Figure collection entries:

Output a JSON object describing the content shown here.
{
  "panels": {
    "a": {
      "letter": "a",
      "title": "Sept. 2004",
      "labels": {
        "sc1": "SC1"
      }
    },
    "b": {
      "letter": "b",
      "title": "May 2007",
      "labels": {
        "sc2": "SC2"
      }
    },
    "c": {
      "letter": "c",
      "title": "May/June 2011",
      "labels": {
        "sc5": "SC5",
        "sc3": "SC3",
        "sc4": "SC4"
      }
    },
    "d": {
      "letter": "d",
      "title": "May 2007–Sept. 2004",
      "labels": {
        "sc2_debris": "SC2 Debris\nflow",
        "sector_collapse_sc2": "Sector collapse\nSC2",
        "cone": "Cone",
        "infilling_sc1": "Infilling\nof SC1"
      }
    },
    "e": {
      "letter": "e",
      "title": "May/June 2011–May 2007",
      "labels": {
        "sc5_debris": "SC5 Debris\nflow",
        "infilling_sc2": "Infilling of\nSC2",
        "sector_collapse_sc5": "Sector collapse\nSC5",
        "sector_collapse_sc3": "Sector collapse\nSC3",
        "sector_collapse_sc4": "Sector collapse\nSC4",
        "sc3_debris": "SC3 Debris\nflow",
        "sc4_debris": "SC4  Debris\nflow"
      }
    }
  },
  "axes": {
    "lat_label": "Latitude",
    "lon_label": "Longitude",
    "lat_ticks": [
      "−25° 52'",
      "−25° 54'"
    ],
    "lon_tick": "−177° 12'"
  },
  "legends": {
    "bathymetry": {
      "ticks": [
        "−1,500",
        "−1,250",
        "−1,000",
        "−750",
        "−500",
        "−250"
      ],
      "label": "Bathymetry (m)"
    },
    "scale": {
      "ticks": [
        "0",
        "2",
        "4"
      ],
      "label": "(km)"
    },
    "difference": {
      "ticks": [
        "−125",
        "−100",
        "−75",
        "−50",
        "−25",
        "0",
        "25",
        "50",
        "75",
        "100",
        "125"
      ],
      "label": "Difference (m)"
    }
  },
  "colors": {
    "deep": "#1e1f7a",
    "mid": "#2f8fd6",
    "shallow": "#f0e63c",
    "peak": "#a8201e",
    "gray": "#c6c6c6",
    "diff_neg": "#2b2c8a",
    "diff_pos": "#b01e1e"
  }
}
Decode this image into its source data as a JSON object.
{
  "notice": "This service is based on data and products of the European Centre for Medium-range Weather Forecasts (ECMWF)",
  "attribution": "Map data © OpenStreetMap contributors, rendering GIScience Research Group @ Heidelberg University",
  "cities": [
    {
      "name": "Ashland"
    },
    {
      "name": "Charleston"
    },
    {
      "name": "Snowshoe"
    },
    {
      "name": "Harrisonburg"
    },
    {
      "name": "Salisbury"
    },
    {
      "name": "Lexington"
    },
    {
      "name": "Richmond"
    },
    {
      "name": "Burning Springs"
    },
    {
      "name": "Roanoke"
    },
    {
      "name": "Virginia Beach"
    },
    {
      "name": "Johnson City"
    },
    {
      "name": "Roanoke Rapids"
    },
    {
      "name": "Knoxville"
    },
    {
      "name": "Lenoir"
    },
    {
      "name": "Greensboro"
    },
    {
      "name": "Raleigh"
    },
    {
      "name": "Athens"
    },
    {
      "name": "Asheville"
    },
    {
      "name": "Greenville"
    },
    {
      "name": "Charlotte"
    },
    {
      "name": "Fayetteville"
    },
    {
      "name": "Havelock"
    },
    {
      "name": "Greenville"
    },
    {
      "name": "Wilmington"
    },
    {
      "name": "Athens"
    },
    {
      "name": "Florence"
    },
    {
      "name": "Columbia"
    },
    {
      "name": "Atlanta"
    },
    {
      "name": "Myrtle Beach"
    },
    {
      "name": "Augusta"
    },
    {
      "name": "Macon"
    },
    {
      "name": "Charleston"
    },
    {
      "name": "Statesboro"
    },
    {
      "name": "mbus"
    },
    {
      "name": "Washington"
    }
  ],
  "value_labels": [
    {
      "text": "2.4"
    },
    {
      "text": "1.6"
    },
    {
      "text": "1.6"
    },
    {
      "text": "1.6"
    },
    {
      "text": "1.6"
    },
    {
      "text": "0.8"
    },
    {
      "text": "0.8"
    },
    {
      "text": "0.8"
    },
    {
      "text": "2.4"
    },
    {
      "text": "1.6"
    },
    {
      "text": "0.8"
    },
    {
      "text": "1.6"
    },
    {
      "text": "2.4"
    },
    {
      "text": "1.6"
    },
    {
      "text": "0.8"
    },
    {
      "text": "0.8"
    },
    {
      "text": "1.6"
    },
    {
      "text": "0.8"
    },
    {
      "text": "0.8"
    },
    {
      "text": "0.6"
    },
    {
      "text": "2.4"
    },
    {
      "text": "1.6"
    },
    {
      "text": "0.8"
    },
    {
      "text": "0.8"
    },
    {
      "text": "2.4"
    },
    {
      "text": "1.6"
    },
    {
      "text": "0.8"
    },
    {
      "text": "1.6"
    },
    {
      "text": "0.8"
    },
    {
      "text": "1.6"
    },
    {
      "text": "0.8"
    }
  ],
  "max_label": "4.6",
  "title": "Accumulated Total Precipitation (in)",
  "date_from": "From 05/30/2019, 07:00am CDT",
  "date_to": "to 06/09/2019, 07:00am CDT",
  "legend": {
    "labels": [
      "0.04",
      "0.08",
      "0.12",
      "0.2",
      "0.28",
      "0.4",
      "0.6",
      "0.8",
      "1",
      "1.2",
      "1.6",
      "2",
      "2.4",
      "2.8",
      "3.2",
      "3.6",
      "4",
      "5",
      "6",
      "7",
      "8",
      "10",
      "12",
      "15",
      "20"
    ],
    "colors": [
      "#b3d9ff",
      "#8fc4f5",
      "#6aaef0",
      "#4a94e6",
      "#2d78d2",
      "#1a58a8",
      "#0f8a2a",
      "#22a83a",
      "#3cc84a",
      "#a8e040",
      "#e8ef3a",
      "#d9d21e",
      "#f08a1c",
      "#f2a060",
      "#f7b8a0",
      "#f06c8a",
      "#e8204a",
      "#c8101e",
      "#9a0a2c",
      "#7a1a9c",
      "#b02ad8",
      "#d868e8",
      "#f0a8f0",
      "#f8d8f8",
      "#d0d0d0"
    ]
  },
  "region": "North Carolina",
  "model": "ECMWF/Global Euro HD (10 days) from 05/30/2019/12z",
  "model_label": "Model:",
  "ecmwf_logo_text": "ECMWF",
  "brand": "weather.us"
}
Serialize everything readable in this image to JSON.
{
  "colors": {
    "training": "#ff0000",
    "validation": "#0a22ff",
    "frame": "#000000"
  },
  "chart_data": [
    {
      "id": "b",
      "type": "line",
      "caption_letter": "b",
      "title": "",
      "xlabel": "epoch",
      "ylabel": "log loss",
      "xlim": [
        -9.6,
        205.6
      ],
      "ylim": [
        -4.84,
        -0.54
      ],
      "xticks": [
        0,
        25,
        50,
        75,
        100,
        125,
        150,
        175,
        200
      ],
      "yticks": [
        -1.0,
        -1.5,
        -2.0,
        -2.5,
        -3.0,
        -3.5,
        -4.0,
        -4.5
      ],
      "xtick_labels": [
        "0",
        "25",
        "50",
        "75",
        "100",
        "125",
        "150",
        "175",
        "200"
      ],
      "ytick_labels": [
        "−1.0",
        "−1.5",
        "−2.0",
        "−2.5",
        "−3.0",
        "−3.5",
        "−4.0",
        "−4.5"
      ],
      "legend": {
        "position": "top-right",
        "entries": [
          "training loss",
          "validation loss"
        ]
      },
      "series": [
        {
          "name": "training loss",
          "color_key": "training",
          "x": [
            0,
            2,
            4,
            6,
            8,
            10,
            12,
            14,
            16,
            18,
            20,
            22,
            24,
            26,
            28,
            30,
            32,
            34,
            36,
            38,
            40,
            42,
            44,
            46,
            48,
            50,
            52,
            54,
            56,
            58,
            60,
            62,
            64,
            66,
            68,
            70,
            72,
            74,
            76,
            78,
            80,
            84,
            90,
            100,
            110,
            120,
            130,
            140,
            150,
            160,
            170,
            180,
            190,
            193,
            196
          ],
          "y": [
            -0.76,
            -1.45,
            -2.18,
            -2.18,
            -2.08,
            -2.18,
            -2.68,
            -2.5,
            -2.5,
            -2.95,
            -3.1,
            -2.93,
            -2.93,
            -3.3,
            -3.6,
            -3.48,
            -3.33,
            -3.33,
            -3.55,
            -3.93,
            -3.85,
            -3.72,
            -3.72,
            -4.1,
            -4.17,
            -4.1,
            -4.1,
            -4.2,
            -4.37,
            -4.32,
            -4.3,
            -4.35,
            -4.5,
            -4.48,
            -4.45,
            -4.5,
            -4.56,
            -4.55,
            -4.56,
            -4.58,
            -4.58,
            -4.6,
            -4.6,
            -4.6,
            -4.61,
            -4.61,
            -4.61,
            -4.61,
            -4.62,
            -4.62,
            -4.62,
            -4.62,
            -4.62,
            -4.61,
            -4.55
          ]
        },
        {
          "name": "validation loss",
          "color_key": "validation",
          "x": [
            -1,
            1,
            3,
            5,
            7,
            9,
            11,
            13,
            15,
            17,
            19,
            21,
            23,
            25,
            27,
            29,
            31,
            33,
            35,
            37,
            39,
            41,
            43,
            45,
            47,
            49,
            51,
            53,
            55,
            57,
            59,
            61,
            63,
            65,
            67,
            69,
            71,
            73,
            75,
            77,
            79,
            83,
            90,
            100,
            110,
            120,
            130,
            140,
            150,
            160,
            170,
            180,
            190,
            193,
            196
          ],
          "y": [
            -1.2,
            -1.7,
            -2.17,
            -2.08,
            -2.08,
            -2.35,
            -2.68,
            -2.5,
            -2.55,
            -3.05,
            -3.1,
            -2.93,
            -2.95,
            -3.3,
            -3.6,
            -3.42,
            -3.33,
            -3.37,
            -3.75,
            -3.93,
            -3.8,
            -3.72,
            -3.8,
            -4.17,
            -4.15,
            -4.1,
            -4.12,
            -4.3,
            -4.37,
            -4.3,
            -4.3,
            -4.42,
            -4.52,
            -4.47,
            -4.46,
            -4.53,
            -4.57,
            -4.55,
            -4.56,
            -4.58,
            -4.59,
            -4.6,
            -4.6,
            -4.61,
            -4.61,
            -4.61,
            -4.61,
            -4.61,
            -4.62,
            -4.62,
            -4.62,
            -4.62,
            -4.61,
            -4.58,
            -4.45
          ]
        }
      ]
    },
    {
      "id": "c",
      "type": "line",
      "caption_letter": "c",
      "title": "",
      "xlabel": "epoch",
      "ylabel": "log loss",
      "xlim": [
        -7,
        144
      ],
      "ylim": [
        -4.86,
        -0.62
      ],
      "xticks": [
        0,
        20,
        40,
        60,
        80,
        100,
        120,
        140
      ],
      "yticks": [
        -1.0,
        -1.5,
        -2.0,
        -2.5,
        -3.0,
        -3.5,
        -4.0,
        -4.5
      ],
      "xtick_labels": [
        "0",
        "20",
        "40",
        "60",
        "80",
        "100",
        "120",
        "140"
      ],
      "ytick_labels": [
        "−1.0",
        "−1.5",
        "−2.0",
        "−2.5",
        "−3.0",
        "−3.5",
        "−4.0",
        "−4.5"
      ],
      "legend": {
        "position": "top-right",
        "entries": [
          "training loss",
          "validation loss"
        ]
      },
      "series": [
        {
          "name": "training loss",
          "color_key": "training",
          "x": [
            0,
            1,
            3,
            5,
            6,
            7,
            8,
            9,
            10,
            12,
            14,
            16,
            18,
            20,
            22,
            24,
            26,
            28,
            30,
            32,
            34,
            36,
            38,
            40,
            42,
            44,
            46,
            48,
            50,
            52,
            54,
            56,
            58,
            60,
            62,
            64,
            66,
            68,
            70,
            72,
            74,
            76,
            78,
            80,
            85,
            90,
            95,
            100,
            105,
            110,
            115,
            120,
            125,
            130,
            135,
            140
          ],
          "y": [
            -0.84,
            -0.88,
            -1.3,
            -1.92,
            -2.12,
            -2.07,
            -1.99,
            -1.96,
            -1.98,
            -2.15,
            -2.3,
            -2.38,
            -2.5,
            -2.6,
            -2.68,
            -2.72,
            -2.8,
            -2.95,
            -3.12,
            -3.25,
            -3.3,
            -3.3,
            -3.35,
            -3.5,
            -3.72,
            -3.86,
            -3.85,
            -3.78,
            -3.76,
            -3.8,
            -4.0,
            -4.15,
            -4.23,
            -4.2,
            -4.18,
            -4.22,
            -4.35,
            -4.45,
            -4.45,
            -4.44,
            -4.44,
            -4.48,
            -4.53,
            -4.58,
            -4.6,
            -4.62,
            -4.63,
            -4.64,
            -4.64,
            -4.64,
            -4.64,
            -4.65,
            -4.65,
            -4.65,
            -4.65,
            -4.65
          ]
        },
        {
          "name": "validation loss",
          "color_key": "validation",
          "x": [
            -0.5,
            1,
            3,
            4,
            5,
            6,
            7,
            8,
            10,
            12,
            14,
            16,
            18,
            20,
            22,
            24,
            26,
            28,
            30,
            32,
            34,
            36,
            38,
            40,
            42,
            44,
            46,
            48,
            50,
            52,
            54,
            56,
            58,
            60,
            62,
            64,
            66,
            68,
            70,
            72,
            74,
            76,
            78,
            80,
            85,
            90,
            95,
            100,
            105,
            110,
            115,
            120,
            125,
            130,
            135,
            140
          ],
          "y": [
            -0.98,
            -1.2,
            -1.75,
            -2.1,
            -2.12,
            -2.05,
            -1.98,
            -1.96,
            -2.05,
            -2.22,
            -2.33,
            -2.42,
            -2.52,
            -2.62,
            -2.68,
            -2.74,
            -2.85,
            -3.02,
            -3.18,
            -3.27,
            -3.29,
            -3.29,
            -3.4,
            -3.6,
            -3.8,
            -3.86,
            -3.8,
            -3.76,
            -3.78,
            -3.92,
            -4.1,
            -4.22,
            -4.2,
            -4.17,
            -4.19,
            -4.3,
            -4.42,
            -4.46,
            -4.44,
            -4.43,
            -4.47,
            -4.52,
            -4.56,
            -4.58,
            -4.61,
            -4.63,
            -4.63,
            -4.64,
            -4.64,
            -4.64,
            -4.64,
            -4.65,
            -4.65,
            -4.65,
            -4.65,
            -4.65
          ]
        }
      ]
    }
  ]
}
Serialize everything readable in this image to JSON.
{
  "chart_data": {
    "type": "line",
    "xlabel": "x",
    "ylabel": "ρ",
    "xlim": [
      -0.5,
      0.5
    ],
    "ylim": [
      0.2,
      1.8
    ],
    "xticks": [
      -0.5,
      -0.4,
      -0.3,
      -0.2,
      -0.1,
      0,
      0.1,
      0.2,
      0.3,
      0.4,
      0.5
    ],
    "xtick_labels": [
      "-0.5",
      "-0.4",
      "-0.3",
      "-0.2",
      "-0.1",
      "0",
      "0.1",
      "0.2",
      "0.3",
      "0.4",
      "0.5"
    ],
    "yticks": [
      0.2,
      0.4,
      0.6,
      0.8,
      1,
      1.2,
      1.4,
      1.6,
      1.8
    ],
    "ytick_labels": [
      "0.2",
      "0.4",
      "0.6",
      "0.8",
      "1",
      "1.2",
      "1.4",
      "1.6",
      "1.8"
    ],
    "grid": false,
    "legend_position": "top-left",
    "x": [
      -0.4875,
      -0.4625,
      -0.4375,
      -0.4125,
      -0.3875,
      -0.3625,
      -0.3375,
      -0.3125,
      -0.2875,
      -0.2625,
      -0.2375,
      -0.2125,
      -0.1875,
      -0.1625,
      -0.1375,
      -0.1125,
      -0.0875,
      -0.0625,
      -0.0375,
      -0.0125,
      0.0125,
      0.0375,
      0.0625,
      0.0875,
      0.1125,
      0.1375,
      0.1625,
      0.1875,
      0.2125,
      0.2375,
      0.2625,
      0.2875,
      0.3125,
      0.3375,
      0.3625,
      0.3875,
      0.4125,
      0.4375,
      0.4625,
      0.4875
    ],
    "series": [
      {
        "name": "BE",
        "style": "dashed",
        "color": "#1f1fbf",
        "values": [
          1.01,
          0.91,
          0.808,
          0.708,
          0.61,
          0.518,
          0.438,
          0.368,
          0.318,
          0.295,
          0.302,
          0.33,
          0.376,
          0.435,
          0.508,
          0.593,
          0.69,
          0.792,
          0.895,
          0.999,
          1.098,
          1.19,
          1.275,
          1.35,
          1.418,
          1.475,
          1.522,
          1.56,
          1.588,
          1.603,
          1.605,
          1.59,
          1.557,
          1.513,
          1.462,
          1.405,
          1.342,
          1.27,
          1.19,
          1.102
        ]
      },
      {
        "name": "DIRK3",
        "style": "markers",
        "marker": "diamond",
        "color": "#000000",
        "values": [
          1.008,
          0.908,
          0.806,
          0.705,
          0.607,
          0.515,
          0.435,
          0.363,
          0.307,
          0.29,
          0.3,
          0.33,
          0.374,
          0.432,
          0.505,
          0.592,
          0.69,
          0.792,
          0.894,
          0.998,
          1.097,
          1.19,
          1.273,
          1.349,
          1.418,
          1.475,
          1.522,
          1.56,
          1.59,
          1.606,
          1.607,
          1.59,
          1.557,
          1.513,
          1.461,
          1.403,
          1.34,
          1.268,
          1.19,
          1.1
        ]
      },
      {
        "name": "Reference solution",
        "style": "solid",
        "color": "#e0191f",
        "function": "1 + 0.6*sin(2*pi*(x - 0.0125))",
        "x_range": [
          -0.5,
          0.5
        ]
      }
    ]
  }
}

What the task asks:
From the records above, copy every line that holds the word "June".

Result for this exercise:
      "title": "May/June 2011",
      "title": "May/June 2011–May 2007",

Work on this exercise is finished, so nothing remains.